Extract all records. Keep each one exact.

- TASK DATA:
╭──
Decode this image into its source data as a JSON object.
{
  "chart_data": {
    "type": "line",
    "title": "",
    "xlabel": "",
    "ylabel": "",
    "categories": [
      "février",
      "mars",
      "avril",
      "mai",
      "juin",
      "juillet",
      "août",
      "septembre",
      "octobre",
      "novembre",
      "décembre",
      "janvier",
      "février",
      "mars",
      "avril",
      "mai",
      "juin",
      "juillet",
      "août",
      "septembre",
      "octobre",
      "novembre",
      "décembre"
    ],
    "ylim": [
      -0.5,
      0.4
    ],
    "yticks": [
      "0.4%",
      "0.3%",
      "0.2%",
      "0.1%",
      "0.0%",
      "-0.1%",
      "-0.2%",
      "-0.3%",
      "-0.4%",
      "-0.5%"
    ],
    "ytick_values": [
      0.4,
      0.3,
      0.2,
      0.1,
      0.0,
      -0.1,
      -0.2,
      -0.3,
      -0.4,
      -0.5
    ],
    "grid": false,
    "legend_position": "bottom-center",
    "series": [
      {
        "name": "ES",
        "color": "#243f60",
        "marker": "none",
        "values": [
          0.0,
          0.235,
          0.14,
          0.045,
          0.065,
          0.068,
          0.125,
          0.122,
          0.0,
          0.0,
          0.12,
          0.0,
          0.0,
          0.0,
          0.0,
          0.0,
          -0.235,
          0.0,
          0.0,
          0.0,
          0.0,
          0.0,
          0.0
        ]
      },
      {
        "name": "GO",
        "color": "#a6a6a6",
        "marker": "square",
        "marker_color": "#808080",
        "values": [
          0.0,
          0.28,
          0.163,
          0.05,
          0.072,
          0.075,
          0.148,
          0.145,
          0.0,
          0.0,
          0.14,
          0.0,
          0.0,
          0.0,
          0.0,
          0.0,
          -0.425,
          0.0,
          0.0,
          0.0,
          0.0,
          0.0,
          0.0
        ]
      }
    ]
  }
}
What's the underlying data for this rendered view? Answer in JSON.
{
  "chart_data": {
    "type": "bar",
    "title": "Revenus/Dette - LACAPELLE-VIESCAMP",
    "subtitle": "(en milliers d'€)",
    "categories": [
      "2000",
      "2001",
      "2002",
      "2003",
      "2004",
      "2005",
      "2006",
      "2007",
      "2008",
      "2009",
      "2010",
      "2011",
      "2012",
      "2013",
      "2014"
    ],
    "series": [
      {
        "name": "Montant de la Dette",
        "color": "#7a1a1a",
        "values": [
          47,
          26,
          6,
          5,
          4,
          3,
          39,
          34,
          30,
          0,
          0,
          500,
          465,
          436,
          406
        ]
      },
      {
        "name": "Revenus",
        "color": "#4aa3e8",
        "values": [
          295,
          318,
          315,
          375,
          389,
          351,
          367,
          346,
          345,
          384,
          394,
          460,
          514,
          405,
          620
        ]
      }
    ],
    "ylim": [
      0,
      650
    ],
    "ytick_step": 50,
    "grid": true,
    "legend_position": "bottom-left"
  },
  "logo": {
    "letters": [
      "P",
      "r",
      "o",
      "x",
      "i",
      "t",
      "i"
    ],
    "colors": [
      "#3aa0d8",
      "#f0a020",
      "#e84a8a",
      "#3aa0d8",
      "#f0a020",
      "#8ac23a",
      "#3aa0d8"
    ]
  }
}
╰──
- WRITTEN REPLY:
Decode this image into its source data as a JSON object.
{
  "chart_data": {
    "type": "line",
    "title": "",
    "xlabel": "",
    "ylabel": "",
    "categories": [
      "février",
      "mars",
      "avril",
      "mai",
      "juin",
      "juillet",
      "août",
      "septembre",
      "octobre",
      "novembre",
      "décembre",
      "janvier",
      "février",
      "mars",
      "avril",
      "mai",
      "juin",
      "juillet",
      "août",
      "septembre",
      "octobre",
      "novembre",
      "décembre"
    ],
    "ylim": [
      -0.5,
      0.4
    ],
    "yticks": [
      "0.4%",
      "0.3%",
      "0.2%",
      "0.1%",
      "0.0%",
      "-0.1%",
      "-0.2%",
      "-0.3%",
      "-0.4%",
      "-0.5%"
    ],
    "ytick_values": [
      0.4,
      0.3,
      0.2,
      0.1,
      0.0,
      -0.1,
      -0.2,
      -0.3,
      -0.4,
      -0.5
    ],
    "grid": false,
    "legend_position": "bottom-center",
    "series": [
      {
        "name": "ES",
        "color": "#243f60",
        "marker": "none",
        "values": [
          0.0,
          0.235,
          0.14,
          0.045,
          0.065,
          0.068,
          0.125,
          0.122,
          0.0,
          0.0,
          0.12,
          0.0,
          0.0,
          0.0,
          0.0,
          0.0,
          -0.235,
          0.0,
          0.0,
          0.0,
          0.0,
          0.0,
          0.0
        ]
      },
      {
        "name": "GO",
        "color": "#a6a6a6",
        "marker": "square",
        "marker_color": "#808080",
        "values": [
          0.0,
          0.28,
          0.163,
          0.05,
          0.072,
          0.075,
          0.148,
          0.145,
          0.0,
          0.0,
          0.14,
          0.0,
          0.0,
          0.0,
          0.0,
          0.0,
          -0.425,
          0.0,
          0.0,
          0.0,
          0.0,
          0.0,
          0.0
        ]
      }
    ]
  }
}
What's the underlying data for this rendered view? Answer in JSON.
{
  "chart_data": {
    "type": "bar",
    "title": "Revenus/Dette - LACAPELLE-VIESCAMP",
    "subtitle": "(en milliers d'€)",
    "categories": [
      "2000",
      "2001",
      "2002",
      "2003",
      "2004",
      "2005",
      "2006",
      "2007",
      "2008",
      "2009",
      "2010",
      "2011",
      "2012",
      "2013",
      "2014"
    ],
    "series": [
      {
        "name": "Montant de la Dette",
        "color": "#7a1a1a",
        "values": [
          47,
          26,
          6,
          5,
          4,
          3,
          39,
          34,
          30,
          0,
          0,
          500,
          465,
          436,
          406
        ]
      },
      {
        "name": "Revenus",
        "color": "#4aa3e8",
        "values": [
          295,
          318,
          315,
          375,
          389,
          351,
          367,
          346,
          345,
          384,
          394,
          460,
          514,
          405,
          620
        ]
      }
    ],
    "ylim": [
      0,
      650
    ],
    "ytick_step": 50,
    "grid": true,
    "legend_position": "bottom-left"
  },
  "logo": {
    "letters": [
      "P",
      "r",
      "o",
      "x",
      "i",
      "t",
      "i"
    ],
    "colors": [
      "#3aa0d8",
      "#f0a020",
      "#e84a8a",
      "#3aa0d8",
      "#f0a020",
      "#8ac23a",
      "#3aa0d8"
    ]
  }
}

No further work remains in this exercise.